ARTICLE
-- begin --

Today the inspector came for checking for carpenter ants at the suggestion of the exterminator.  Not only did he find carpenter ants but brown recluse spiders.  I have been hearing about them for so long and here they are in my own house.  Now I have to have treatment for getting rid of both carpenter ants and brown recluse.  Since I live here in Missouri they are quite common.  The inspector told me since the dogs are older, blind and diabetic their immune system is not good and should be protected from the spider's bite.  He is going to first do trial with glue boards of some kind and then in 30 days check to see how many are caught.  This is so upsetting to me that I want to throw everything out.  They do like to hide he said and I should be extremely careful when handling anything.  Do you ever feel a prisoner in your own home?  He said my neighbors aren't probably aware of them and only will realize when someone gets bit.  Just thought I would keep you up to date on this bug problem that seems to be developing into a real nightmare.  And I thought Stephen King wrote fiction.  I feel like I am living one of his books.  Not funny when you are in the middle of this.


----------



## TexasBlueHeron (Sep 8, 2005)

Wow, ITK. I am so sorry to hear that. Either of those are pretty horrific. At least you're getting aggressive on eliminating them - thank goodness the exterminator came out when he did!


----------



## Alix (Sep 8, 2005)

ITK, do you have an attic? I understand the spiders will prefer that area to most others. I am so sorry to hear about your troubles continuing. That is just awful. Hang in there. The exterminator is going to get rid of all of them for you and it will be OK. They call them "recluse" spiders because they really would rather stay the heck away from all other big living things so they shouldn't bother you too much. Just be careful and know that we are all with you.


----------



## In the Kitchen (Sep 8, 2005)

TexasBlueHeron said:
			
		

> Wow, ITK. I am so sorry to hear that. Either of those are pretty horrific. At least you're getting aggressive on eliminating them - thank goodness the exterminator came out when he did!

-- end --

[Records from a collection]
-- begin --

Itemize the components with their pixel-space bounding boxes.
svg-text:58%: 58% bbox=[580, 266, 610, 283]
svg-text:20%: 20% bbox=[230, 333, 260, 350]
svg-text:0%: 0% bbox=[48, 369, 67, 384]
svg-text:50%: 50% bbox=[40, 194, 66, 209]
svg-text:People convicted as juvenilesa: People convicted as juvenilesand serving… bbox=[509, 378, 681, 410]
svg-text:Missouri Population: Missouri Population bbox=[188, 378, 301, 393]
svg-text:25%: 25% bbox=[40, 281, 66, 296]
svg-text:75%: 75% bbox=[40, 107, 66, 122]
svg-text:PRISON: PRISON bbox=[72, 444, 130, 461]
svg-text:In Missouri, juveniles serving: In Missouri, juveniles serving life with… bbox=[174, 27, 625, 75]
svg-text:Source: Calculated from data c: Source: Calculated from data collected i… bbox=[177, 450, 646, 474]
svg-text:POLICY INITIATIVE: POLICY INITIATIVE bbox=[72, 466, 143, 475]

-- end --

From the forum thread above about carpenter ants and brown recluse spiders, reproduce word for word the passage that begins at the words "## Alix (Sep" and stops after the words "all with you.".

## Alix (Sep 8, 2005)

ITK, do you have an attic? I understand the spiders will prefer that area to most others. I am so sorry to hear about your troubles continuing. That is just awful. Hang in there. The exterminator is going to get rid of all of them for you and it will be OK. They call them "recluse" spiders because they really would rather stay the heck away from all other big living things so they shouldn't bother you too much. Just be careful and know that we are all with you.